**Prompt**
Lift out all lines below that contain "Aixois".

**Excerpted records**
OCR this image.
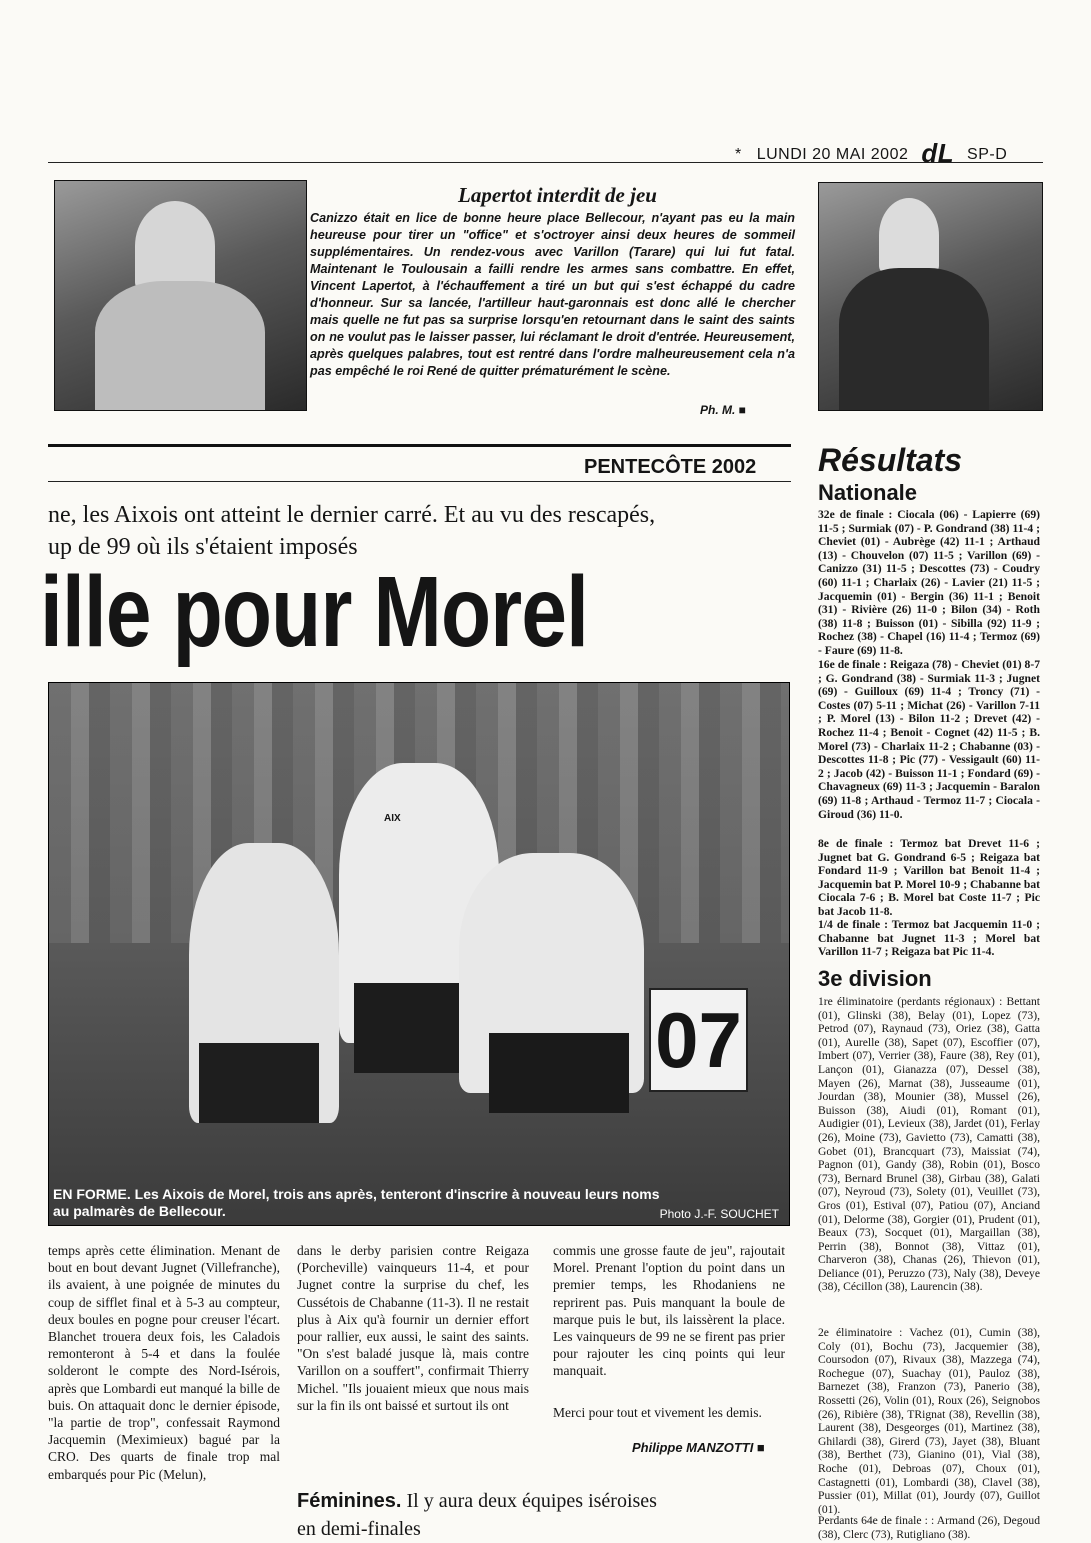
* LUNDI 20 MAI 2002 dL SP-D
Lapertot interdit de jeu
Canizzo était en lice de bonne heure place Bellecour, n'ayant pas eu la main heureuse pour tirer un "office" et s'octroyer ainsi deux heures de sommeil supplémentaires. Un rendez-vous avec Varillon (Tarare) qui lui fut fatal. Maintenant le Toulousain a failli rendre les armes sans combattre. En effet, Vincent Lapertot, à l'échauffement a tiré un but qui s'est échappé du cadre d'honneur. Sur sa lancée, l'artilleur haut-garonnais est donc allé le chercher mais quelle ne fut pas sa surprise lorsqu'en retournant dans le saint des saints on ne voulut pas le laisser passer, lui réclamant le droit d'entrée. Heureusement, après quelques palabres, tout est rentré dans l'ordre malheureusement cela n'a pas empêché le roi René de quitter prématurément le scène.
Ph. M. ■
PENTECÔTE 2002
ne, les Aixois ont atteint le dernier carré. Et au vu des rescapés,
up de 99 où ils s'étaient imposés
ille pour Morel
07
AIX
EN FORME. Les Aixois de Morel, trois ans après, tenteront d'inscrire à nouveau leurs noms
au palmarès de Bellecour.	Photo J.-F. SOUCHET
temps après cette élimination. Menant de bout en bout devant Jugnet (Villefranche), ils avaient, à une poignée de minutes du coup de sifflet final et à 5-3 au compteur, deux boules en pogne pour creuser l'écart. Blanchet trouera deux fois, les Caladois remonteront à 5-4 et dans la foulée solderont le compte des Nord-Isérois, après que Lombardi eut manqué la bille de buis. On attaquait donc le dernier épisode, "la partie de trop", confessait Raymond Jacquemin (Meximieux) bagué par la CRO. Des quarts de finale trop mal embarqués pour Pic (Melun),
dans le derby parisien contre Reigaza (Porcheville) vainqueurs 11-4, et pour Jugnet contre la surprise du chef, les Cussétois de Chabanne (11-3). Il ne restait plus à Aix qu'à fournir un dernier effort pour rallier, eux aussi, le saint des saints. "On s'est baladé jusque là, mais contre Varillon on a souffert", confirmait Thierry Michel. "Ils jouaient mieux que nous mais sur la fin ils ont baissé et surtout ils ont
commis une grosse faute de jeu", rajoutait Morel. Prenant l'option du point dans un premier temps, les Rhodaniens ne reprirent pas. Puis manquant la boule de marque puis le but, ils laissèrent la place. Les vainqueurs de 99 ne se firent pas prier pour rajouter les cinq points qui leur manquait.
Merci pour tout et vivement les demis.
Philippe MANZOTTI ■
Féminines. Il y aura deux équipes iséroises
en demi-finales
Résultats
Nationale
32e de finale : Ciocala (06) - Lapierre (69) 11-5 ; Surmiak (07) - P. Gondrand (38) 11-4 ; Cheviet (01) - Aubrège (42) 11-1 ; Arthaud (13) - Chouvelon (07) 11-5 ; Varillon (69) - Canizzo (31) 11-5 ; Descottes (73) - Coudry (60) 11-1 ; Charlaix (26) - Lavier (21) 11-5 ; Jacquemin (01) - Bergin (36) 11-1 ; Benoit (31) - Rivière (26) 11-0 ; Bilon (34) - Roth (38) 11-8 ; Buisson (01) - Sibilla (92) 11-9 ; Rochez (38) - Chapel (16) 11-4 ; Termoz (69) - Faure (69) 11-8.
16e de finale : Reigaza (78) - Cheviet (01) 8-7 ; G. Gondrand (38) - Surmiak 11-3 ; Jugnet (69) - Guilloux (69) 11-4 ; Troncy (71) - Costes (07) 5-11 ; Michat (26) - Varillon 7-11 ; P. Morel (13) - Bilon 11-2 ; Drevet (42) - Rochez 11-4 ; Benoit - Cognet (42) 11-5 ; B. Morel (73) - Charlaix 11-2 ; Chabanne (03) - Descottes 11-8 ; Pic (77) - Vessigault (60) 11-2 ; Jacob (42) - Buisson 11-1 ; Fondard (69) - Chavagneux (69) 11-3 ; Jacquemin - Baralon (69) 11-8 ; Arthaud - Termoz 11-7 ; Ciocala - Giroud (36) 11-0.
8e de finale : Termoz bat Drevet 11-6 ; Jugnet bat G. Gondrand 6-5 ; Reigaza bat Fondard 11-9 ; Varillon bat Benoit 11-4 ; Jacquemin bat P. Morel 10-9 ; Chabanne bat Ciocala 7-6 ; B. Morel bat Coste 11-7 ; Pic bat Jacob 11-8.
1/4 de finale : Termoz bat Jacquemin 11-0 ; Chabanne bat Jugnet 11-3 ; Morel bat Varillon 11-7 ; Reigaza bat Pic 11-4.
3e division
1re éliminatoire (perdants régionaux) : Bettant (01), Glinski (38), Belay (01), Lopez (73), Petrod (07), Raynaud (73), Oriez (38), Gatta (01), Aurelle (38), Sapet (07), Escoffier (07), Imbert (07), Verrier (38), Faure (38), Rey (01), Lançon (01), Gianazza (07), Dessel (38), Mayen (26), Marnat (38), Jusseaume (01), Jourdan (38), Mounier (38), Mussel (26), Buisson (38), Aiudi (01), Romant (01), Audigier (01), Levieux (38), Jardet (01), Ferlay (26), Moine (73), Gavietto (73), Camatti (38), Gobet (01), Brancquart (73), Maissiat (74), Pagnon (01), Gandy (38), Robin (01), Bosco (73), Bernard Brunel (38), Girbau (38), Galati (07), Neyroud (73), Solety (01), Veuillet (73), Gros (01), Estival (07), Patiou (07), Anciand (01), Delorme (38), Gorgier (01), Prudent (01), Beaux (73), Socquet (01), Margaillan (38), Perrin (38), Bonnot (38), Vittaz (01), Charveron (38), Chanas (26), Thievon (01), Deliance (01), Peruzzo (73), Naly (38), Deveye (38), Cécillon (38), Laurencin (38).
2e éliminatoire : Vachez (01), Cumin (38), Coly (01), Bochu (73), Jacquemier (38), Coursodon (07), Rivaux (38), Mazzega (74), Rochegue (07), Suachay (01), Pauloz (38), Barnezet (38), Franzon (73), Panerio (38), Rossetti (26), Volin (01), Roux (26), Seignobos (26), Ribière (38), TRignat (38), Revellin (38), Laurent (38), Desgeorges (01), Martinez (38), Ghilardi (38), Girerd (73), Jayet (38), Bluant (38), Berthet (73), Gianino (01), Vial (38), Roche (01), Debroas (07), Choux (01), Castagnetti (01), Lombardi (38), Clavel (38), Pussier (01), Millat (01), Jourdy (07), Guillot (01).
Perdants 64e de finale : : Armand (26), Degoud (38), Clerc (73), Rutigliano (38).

**The response**
ne, les Aixois ont atteint le dernier carré. Et au vu des rescapés,
EN FORME. Les Aixois de Morel, trois ans après, tenteront d'inscrire à nouveau leurs noms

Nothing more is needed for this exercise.